BEGIN TASK INPUT

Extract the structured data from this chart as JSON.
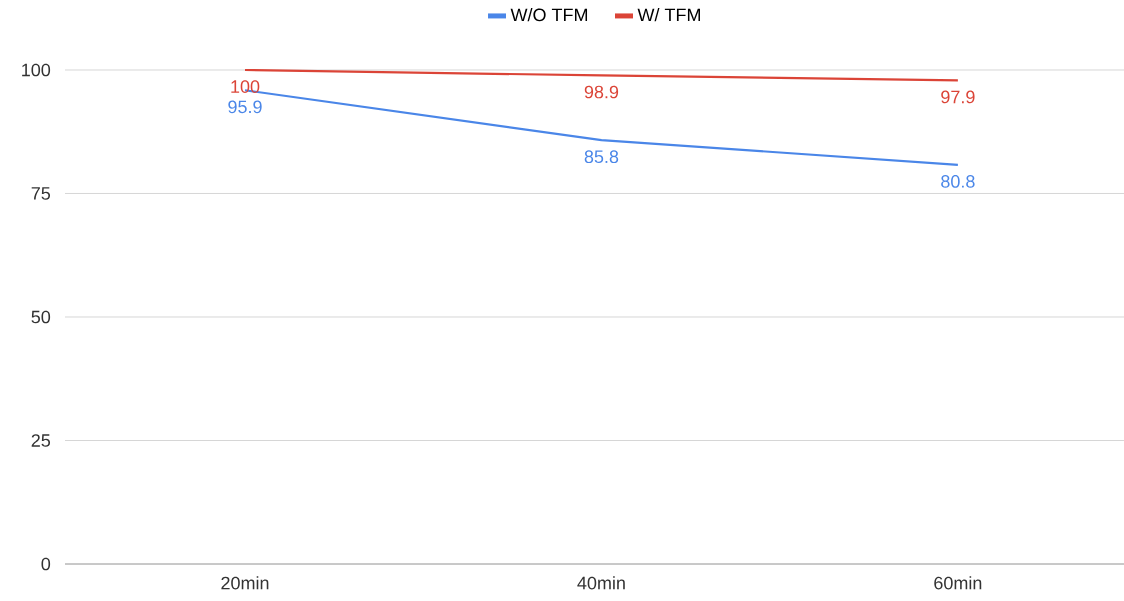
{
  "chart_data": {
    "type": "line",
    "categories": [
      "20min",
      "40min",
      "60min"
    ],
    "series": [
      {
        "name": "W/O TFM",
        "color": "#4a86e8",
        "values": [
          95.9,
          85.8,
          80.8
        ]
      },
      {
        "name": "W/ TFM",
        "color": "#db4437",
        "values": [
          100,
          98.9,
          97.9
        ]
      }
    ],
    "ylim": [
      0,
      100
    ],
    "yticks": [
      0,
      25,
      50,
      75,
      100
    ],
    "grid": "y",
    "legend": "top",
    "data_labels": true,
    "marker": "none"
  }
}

END TASK INPUT

> PROBLEM STATEMENT
The pictures should not appear in the copy; every other part of the records above must be returned exactly.

> ANSWER FOR THE TASK
Extract the structured data from this chart as JSON.
{
  "chart_data": {
    "type": "line",
    "categories": [
      "20min",
      "40min",
      "60min"
    ],
    "series": [
      {
        "name": "W/O TFM",
        "color": "#4a86e8",
        "values": [
          95.9,
          85.8,
          80.8
        ]
      },
      {
        "name": "W/ TFM",
        "color": "#db4437",
        "values": [
          100,
          98.9,
          97.9
        ]
      }
    ],
    "ylim": [
      0,
      100
    ],
    "yticks": [
      0,
      25,
      50,
      75,
      100
    ],
    "grid": "y",
    "legend": "top",
    "data_labels": true,
    "marker": "none"
  }
}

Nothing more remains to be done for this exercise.